::: Working data

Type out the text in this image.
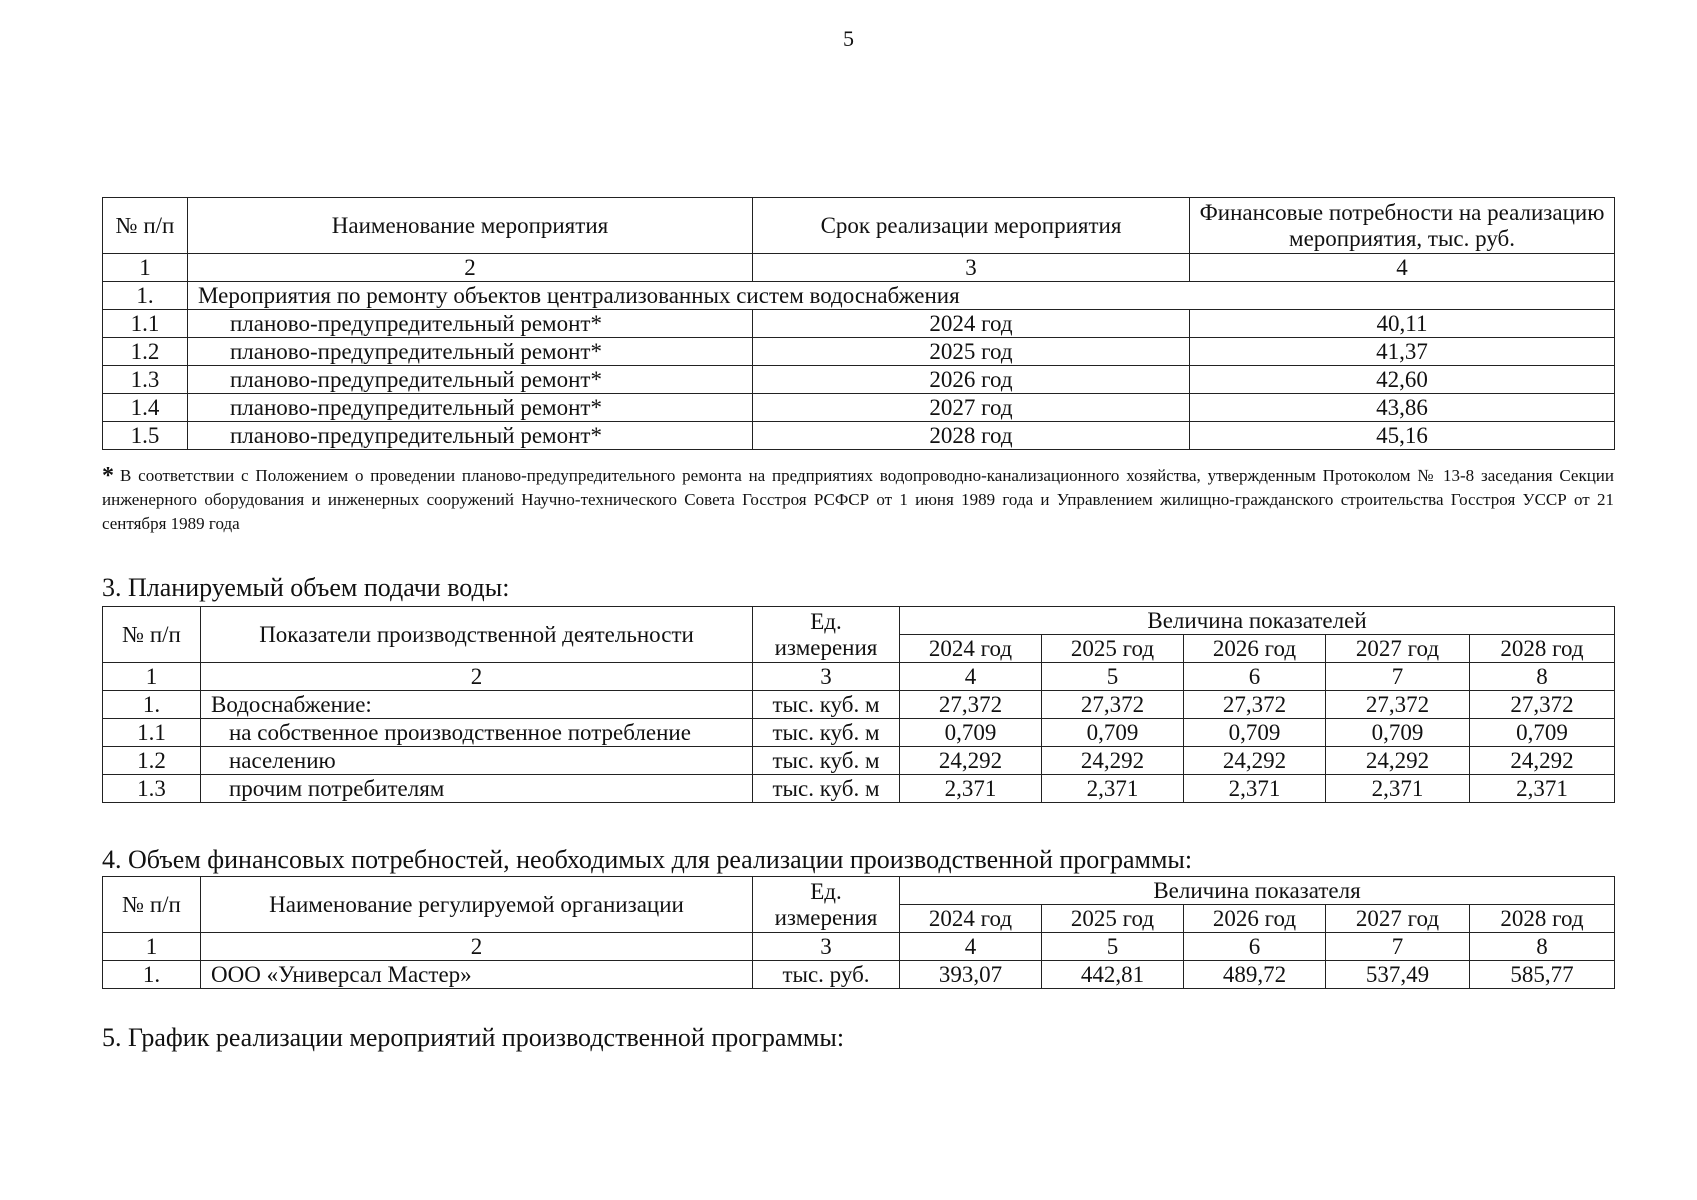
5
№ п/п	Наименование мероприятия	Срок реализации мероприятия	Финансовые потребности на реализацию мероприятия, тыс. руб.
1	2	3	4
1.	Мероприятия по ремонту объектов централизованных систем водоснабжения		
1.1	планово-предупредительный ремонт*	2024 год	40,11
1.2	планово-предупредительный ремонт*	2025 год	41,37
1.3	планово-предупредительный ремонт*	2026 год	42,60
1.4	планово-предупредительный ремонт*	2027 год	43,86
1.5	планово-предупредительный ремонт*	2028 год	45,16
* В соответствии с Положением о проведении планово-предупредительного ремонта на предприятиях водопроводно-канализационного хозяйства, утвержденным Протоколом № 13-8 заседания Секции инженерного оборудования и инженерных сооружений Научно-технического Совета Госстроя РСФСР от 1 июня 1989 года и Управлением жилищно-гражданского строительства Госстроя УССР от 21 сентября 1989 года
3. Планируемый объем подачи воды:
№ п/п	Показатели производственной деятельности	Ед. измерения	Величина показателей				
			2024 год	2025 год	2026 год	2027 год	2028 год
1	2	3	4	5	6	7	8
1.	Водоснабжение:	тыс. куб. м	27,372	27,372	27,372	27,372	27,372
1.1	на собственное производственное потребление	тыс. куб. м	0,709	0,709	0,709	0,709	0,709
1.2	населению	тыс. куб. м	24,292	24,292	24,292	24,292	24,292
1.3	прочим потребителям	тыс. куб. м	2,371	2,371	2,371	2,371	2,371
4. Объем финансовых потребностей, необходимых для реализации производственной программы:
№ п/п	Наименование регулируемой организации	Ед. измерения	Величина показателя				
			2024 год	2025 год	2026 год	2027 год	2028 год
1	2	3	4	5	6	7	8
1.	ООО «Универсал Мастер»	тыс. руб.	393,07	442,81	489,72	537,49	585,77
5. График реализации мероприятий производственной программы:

::::::

Copy out all the data without changing anything, and drop the pictures.

Type out the text in this image.
5
№ п/п	Наименование мероприятия	Срок реализации мероприятия	Финансовые потребности на реализацию мероприятия, тыс. руб.
1	2	3	4
1.	Мероприятия по ремонту объектов централизованных систем водоснабжения		
1.1	планово-предупредительный ремонт*	2024 год	40,11
1.2	планово-предупредительный ремонт*	2025 год	41,37
1.3	планово-предупредительный ремонт*	2026 год	42,60
1.4	планово-предупредительный ремонт*	2027 год	43,86
1.5	планово-предупредительный ремонт*	2028 год	45,16
* В соответствии с Положением о проведении планово-предупредительного ремонта на предприятиях водопроводно-канализационного хозяйства, утвержденным Протоколом № 13-8 заседания Секции инженерного оборудования и инженерных сооружений Научно-технического Совета Госстроя РСФСР от 1 июня 1989 года и Управлением жилищно-гражданского строительства Госстроя УССР от 21 сентября 1989 года
3. Планируемый объем подачи воды:
№ п/п	Показатели производственной деятельности	Ед. измерения	Величина показателей				
			2024 год	2025 год	2026 год	2027 год	2028 год
1	2	3	4	5	6	7	8
1.	Водоснабжение:	тыс. куб. м	27,372	27,372	27,372	27,372	27,372
1.1	на собственное производственное потребление	тыс. куб. м	0,709	0,709	0,709	0,709	0,709
1.2	населению	тыс. куб. м	24,292	24,292	24,292	24,292	24,292
1.3	прочим потребителям	тыс. куб. м	2,371	2,371	2,371	2,371	2,371
4. Объем финансовых потребностей, необходимых для реализации производственной программы:
№ п/п	Наименование регулируемой организации	Ед. измерения	Величина показателя				
			2024 год	2025 год	2026 год	2027 год	2028 год
1	2	3	4	5	6	7	8
1.	ООО «Универсал Мастер»	тыс. руб.	393,07	442,81	489,72	537,49	585,77
5. График реализации мероприятий производственной программы:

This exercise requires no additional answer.